— start —

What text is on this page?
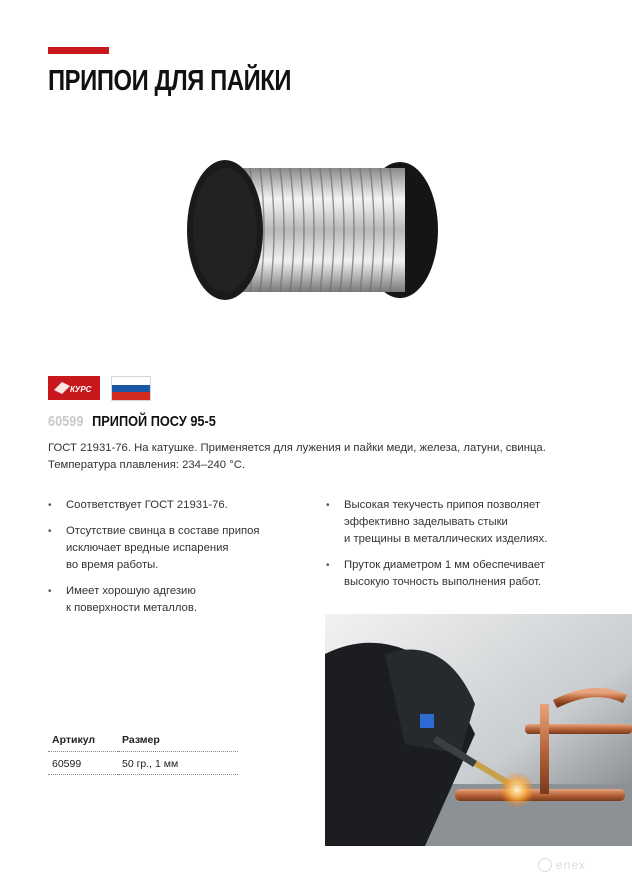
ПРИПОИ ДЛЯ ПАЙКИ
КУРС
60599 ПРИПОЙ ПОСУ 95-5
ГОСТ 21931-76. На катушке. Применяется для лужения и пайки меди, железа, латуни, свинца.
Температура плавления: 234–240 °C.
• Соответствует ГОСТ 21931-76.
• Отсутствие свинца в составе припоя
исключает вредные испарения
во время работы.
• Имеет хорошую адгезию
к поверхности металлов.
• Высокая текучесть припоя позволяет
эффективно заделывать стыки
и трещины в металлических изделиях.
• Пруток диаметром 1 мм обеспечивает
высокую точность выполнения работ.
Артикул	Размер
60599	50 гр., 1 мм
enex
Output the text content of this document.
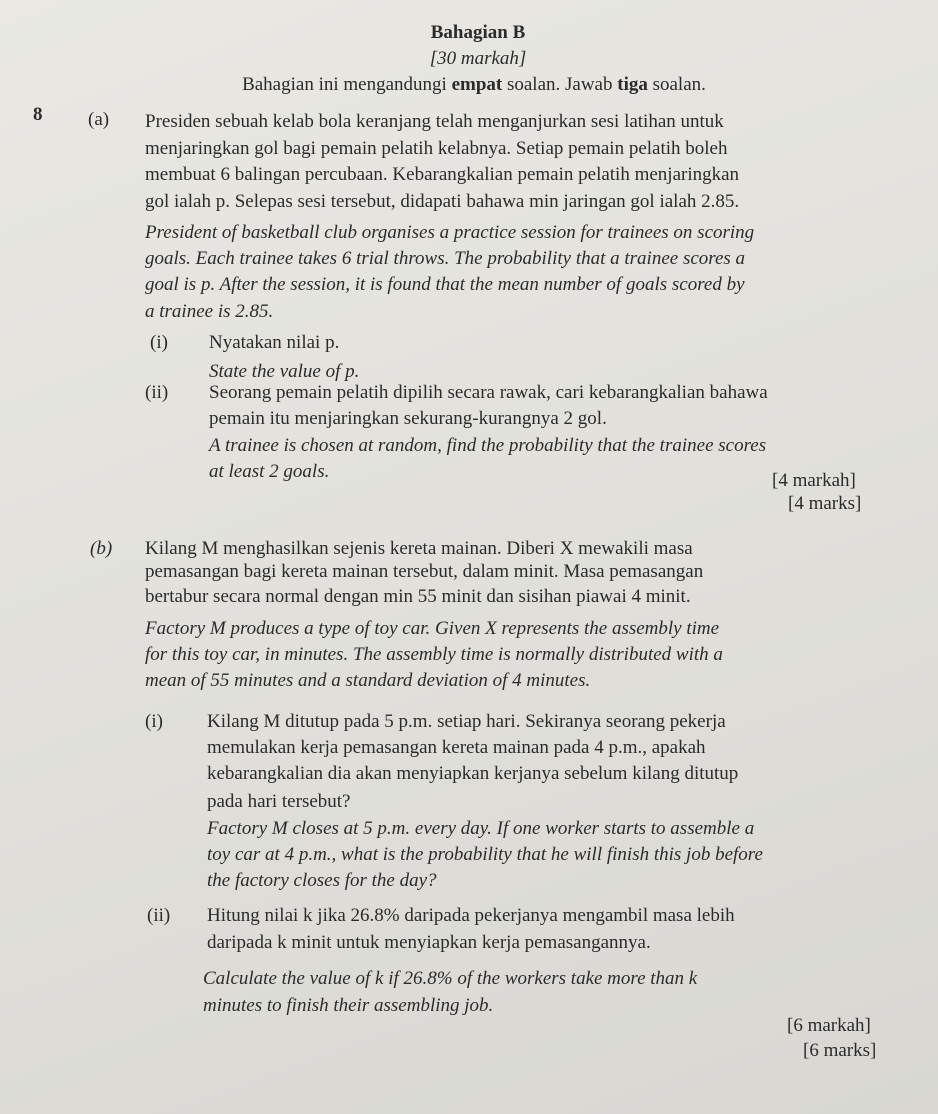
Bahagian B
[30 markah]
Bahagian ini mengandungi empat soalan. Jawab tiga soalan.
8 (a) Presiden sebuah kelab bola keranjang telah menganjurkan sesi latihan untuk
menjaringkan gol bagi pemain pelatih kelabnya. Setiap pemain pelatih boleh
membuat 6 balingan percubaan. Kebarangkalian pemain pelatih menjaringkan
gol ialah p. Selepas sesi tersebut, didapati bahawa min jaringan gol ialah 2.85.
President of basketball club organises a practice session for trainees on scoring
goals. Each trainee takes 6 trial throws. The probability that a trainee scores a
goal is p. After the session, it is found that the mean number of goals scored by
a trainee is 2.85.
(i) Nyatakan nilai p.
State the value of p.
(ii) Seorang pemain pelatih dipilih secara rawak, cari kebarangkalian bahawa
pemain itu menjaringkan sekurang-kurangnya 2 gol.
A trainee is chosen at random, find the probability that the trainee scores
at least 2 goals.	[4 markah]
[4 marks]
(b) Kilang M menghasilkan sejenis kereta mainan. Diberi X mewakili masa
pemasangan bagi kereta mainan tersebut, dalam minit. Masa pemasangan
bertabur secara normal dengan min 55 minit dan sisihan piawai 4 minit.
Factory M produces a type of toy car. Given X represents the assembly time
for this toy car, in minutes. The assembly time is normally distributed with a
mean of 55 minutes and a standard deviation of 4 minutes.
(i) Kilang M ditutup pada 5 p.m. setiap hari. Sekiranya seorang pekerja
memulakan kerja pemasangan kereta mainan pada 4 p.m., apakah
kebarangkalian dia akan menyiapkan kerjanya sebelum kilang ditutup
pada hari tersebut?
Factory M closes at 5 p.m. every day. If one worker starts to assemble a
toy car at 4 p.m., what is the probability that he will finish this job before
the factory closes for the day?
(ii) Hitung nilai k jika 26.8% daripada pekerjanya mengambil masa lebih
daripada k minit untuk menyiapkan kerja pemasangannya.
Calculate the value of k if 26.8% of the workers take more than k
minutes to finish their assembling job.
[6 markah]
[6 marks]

— end —

TASK PROMPT ->
Your reply is one number: how many lines of the records above contain the word "sesi".

OUTPUT FOR THIS TASK ->
2